### What is needed
Work through the material below line by line and say how many lines include the word "Duration". Only the number, please.

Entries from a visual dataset
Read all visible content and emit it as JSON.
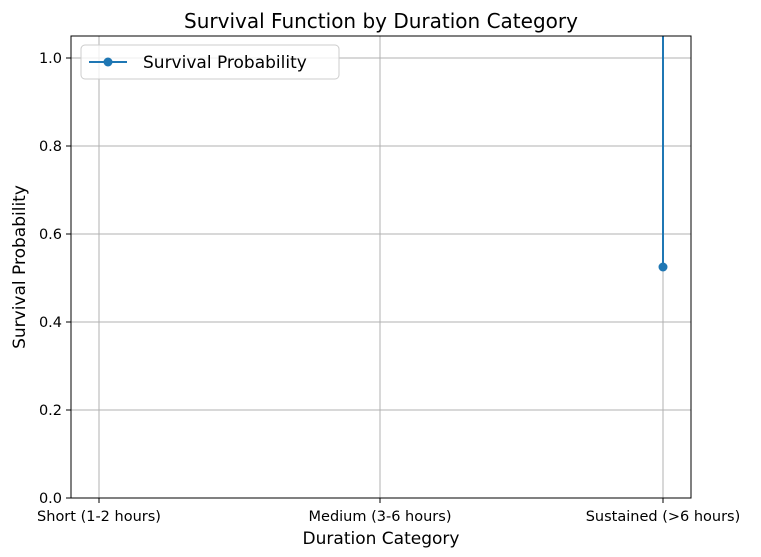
{
  "chart_data": {
    "type": "line",
    "title": "Survival Function by Duration Category",
    "xlabel": "Duration Category",
    "ylabel": "Survival Probability",
    "categories": [
      "Short (1-2 hours)",
      "Medium (3-6 hours)",
      "Sustained (>6 hours)"
    ],
    "series": [
      {
        "name": "Survival Probability",
        "color": "#1f77b4",
        "points": [
          {
            "x": "Sustained (>6 hours)",
            "y": 1.05
          },
          {
            "x": "Sustained (>6 hours)",
            "y": 0.525
          }
        ],
        "markers": [
          {
            "x": "Sustained (>6 hours)",
            "y": 0.525
          }
        ]
      }
    ],
    "ylim": [
      0.0,
      1.05
    ],
    "yticks": [
      "0.0",
      "0.2",
      "0.4",
      "0.6",
      "0.8",
      "1.0"
    ],
    "grid": true,
    "legend": "top-left"
  }
}
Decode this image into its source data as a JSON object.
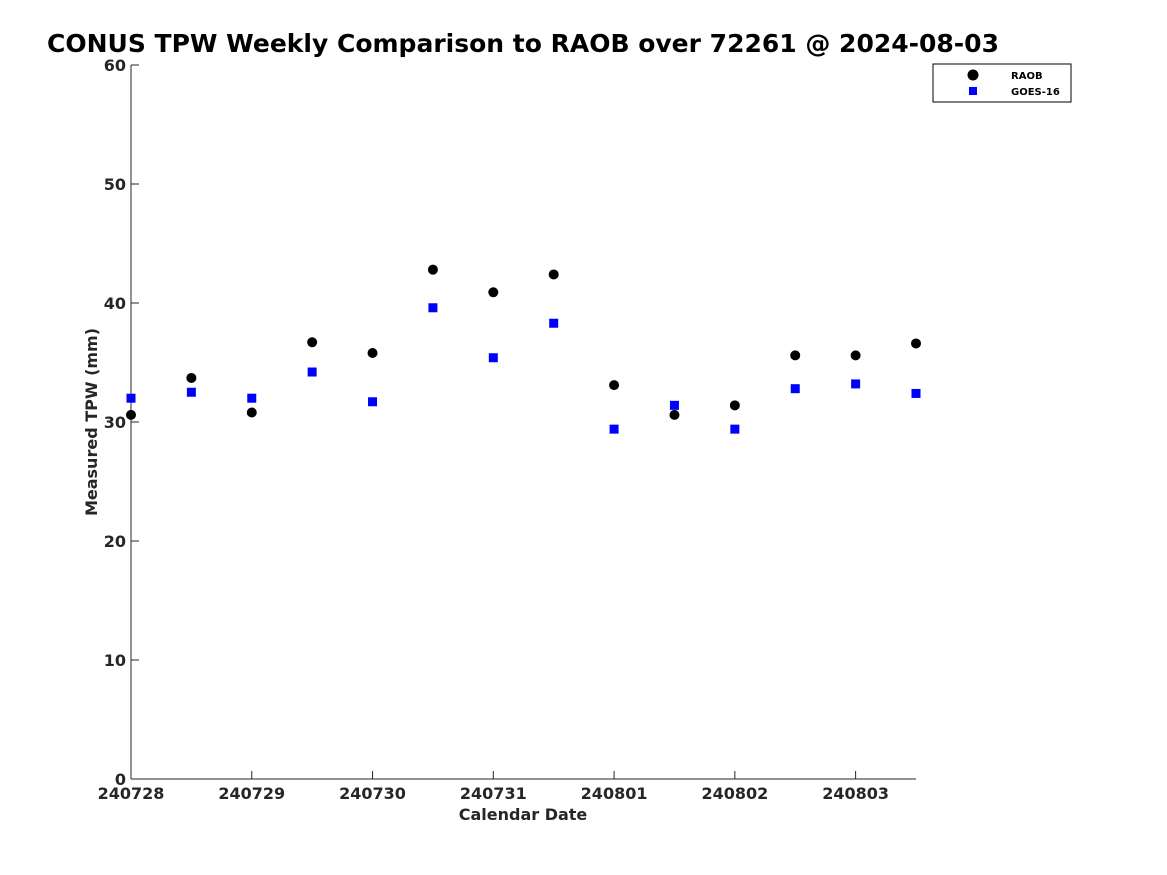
{
  "chart_data": {
    "type": "scatter",
    "title": "CONUS TPW Weekly Comparison to RAOB over 72261 @ 2024-08-03",
    "xlabel": "Calendar Date",
    "ylabel": "Measured TPW (mm)",
    "ylim": [
      0,
      60
    ],
    "yticks": [
      0,
      10,
      20,
      30,
      40,
      50,
      60
    ],
    "x_tick_labels": [
      "240728",
      "240729",
      "240730",
      "240731",
      "240801",
      "240802",
      "240803"
    ],
    "xlim": [
      "2024-07-28 00Z",
      "2024-08-03 12Z"
    ],
    "grid": false,
    "legend_position": "top-right",
    "x": [
      "2024-07-28 00Z",
      "2024-07-28 12Z",
      "2024-07-29 00Z",
      "2024-07-29 12Z",
      "2024-07-30 00Z",
      "2024-07-30 12Z",
      "2024-07-31 00Z",
      "2024-07-31 12Z",
      "2024-08-01 00Z",
      "2024-08-01 12Z",
      "2024-08-02 00Z",
      "2024-08-02 12Z",
      "2024-08-03 00Z",
      "2024-08-03 12Z"
    ],
    "series": [
      {
        "name": "RAOB",
        "marker": "circle",
        "color": "#000000",
        "values": [
          30.6,
          33.7,
          30.8,
          36.7,
          35.8,
          42.8,
          40.9,
          42.4,
          33.1,
          30.6,
          31.4,
          35.6,
          35.6,
          36.6
        ]
      },
      {
        "name": "GOES-16",
        "marker": "square",
        "color": "#0000ff",
        "values": [
          32.0,
          32.5,
          32.0,
          34.2,
          31.7,
          39.6,
          35.4,
          38.3,
          29.4,
          31.4,
          29.4,
          32.8,
          33.2,
          32.4
        ]
      }
    ]
  }
}
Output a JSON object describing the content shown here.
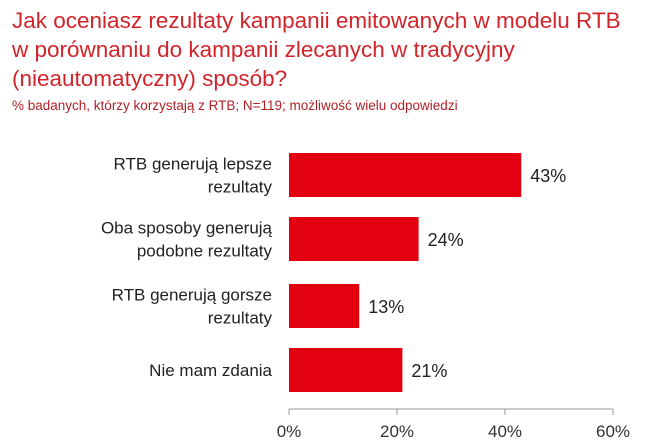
{
  "title_lines": [
    "Jak oceniasz rezultaty kampanii emitowanych w modelu RTB",
    "w porównaniu do kampanii zlecanych w tradycyjny",
    "(nieautomatyczny) sposób?"
  ],
  "subtitle": "% badanych, którzy korzystają z RTB; N=119; możliwość wielu odpowiedzi",
  "colors": {
    "bar": "#e3000f",
    "title": "#d2242b",
    "axis": "#9a9a9a"
  },
  "chart_data": {
    "type": "bar",
    "orientation": "horizontal",
    "title": "Jak oceniasz rezultaty kampanii emitowanych w modelu RTB w porównaniu do kampanii zlecanych w tradycyjny (nieautomatyczny) sposób?",
    "subtitle": "% badanych, którzy korzystają z RTB; N=119; możliwość wielu odpowiedzi",
    "categories": [
      [
        "RTB generują lepsze",
        "rezultaty"
      ],
      [
        "Oba sposoby generują",
        "podobne rezultaty"
      ],
      [
        "RTB generują gorsze",
        "rezultaty"
      ],
      [
        "Nie mam zdania"
      ]
    ],
    "values": [
      43,
      24,
      13,
      21
    ],
    "value_labels": [
      "43%",
      "24%",
      "13%",
      "21%"
    ],
    "xlim": [
      0,
      60
    ],
    "xticks": [
      0,
      20,
      40,
      60
    ],
    "xtick_labels": [
      "0%",
      "20%",
      "40%",
      "60%"
    ],
    "xlabel": "",
    "ylabel": "",
    "grid": false,
    "legend": false
  }
}
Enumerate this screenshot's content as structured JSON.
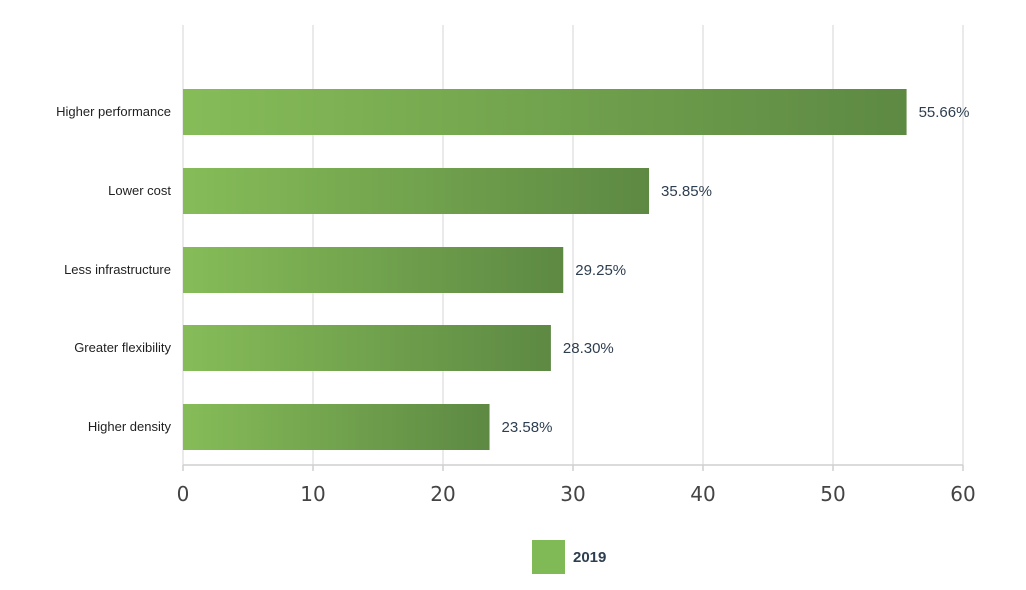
{
  "chart_data": {
    "type": "bar",
    "orientation": "horizontal",
    "title": "",
    "xlabel": "",
    "ylabel": "",
    "xlim": [
      0,
      60
    ],
    "x_ticks": [
      0,
      10,
      20,
      30,
      40,
      50,
      60
    ],
    "grid": true,
    "legend_position": "bottom",
    "categories": [
      "Higher performance",
      "Lower cost",
      "Less infrastructure",
      "Greater flexibility",
      "Higher density"
    ],
    "series": [
      {
        "name": "2019",
        "values": [
          55.66,
          35.85,
          29.25,
          28.3,
          23.58
        ],
        "labels": [
          "55.66%",
          "35.85%",
          "29.25%",
          "28.30%",
          "23.58%"
        ]
      }
    ]
  },
  "colors": {
    "bar_start": "#86bc58",
    "bar_end": "#5d8943",
    "legend_swatch": "#7fba56",
    "grid": "#e3e3e3",
    "axis": "#cfcfcf"
  }
}
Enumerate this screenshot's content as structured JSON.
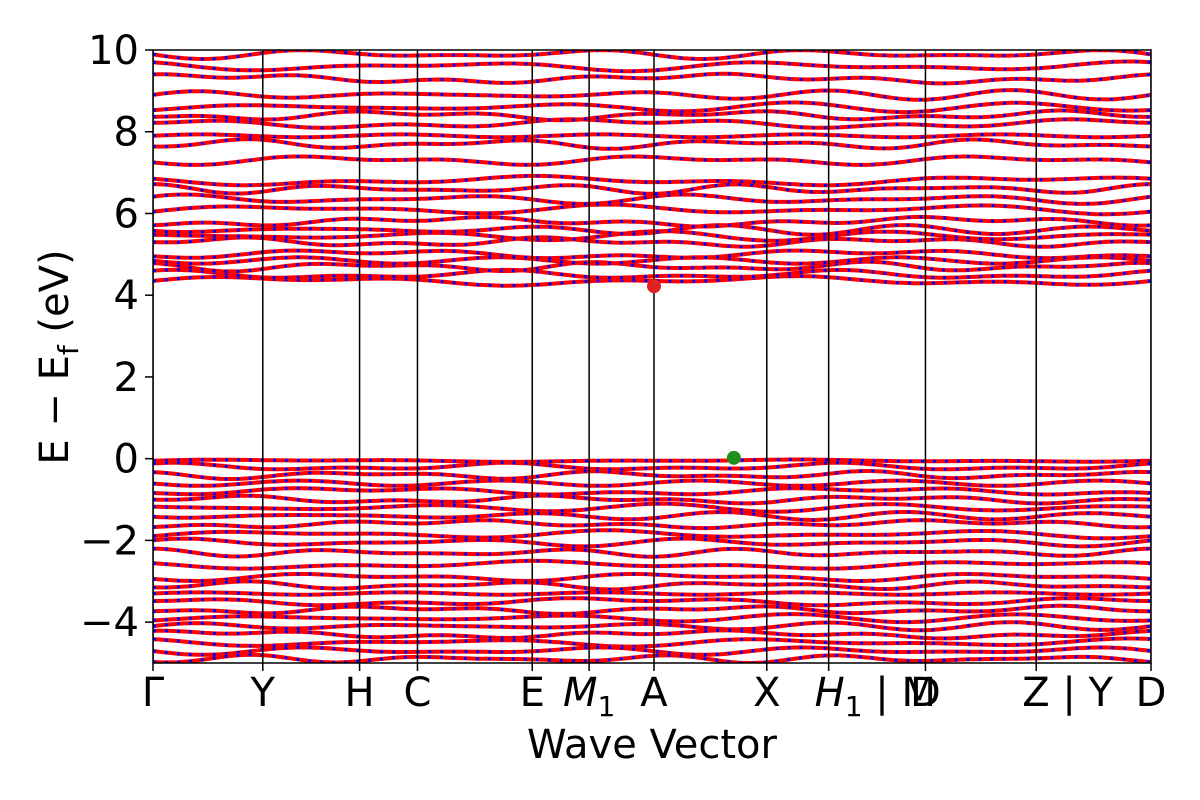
{
  "chart_data": {
    "type": "line",
    "title": "",
    "xlabel": "Wave Vector",
    "ylabel": "E − E_f (eV)",
    "ylabel_main": "E  −  E",
    "ylabel_sub": "f",
    "ylabel_unit": " (eV)",
    "ylim": [
      -5,
      10
    ],
    "yticks": [
      -4,
      -2,
      0,
      2,
      4,
      6,
      8,
      10
    ],
    "ytick_labels": [
      "−4",
      "−2",
      "0",
      "2",
      "4",
      "6",
      "8",
      "10"
    ],
    "x_range": [
      0,
      1
    ],
    "kpoint_labels": [
      {
        "x": 0.0,
        "main": "Γ",
        "sub": ""
      },
      {
        "x": 0.11,
        "main": "Y",
        "sub": ""
      },
      {
        "x": 0.207,
        "main": "H",
        "sub": ""
      },
      {
        "x": 0.265,
        "main": "C",
        "sub": ""
      },
      {
        "x": 0.38,
        "main": "E",
        "sub": ""
      },
      {
        "x": 0.437,
        "main": "M",
        "sub": "1"
      },
      {
        "x": 0.502,
        "main": "A",
        "sub": ""
      },
      {
        "x": 0.615,
        "main": "X",
        "sub": ""
      },
      {
        "x": 0.677,
        "main": "H",
        "sub": "1",
        "suffix": " | M"
      },
      {
        "x": 0.774,
        "main": "D",
        "sub": ""
      },
      {
        "x": 0.885,
        "main": "Z",
        "sub": "",
        "suffix": " | Y"
      },
      {
        "x": 1.0,
        "main": "D",
        "sub": ""
      }
    ],
    "segment_boundaries": [
      0.0,
      0.11,
      0.207,
      0.265,
      0.38,
      0.437,
      0.502,
      0.615,
      0.677,
      0.774,
      0.885,
      1.0
    ],
    "conduction_band_levels": [
      4.35,
      4.5,
      4.7,
      4.85,
      5.0,
      5.3,
      5.45,
      5.6,
      5.8,
      6.1,
      6.35,
      6.6,
      6.8,
      7.3,
      7.7,
      7.9,
      8.2,
      8.4,
      8.6,
      8.9,
      9.3,
      9.6,
      9.9
    ],
    "valence_band_levels": [
      -0.05,
      -0.2,
      -0.4,
      -0.6,
      -0.8,
      -1.0,
      -1.2,
      -1.4,
      -1.6,
      -1.85,
      -2.05,
      -2.3,
      -2.6,
      -2.9,
      -3.1,
      -3.3,
      -3.5,
      -3.7,
      -3.9,
      -4.1,
      -4.3,
      -4.5,
      -4.7,
      -4.9
    ],
    "markers": [
      {
        "name": "CBM",
        "x": 0.502,
        "y": 4.22,
        "color": "#dd2222"
      },
      {
        "name": "VBM",
        "x": 0.582,
        "y": 0.02,
        "color": "#1f8f1f"
      }
    ],
    "colors": {
      "band_primary": "#ff0000",
      "band_dash": "#0000ff",
      "vline": "#000000"
    }
  }
}
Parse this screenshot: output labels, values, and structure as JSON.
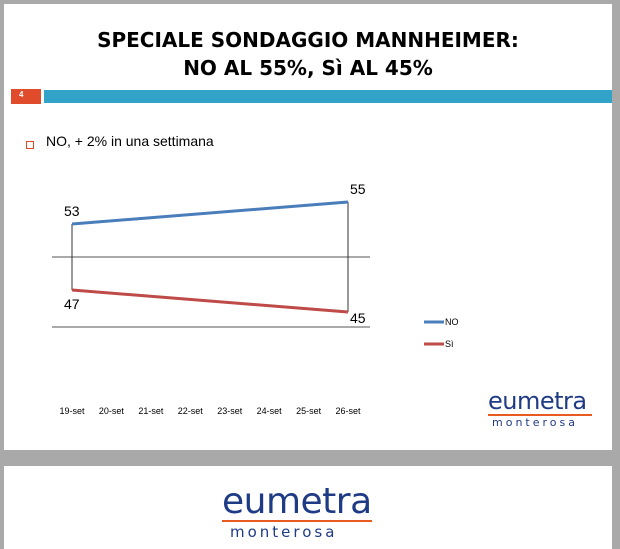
{
  "title": {
    "line1": "SPECIALE SONDAGGIO MANNHEIMER:",
    "line2": "NO AL 55%, Sì AL 45%"
  },
  "slide_number": "4",
  "bullet": "NO, + 2% in una settimana",
  "colors": {
    "accent_bar": "#31a3c8",
    "page_box": "#e04b2b",
    "no": "#4a7ebb",
    "si": "#be4b48",
    "logo_blue": "#1f3b86",
    "logo_orange": "#e85a20"
  },
  "chart_data": {
    "type": "line",
    "categories": [
      "19-set",
      "20-set",
      "21-set",
      "22-set",
      "23-set",
      "24-set",
      "25-set",
      "26-set"
    ],
    "series": [
      {
        "name": "NO",
        "color": "#4a7ebb",
        "start": 53,
        "end": 55,
        "labels": [
          "53",
          "55"
        ]
      },
      {
        "name": "Sì",
        "color": "#be4b48",
        "start": 47,
        "end": 45,
        "labels": [
          "47",
          "45"
        ]
      }
    ],
    "grid": true,
    "legend_position": "right"
  },
  "logo": {
    "main_a": "eu",
    "main_b": "metra",
    "sub": "monterosa"
  }
}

### Problem solution
2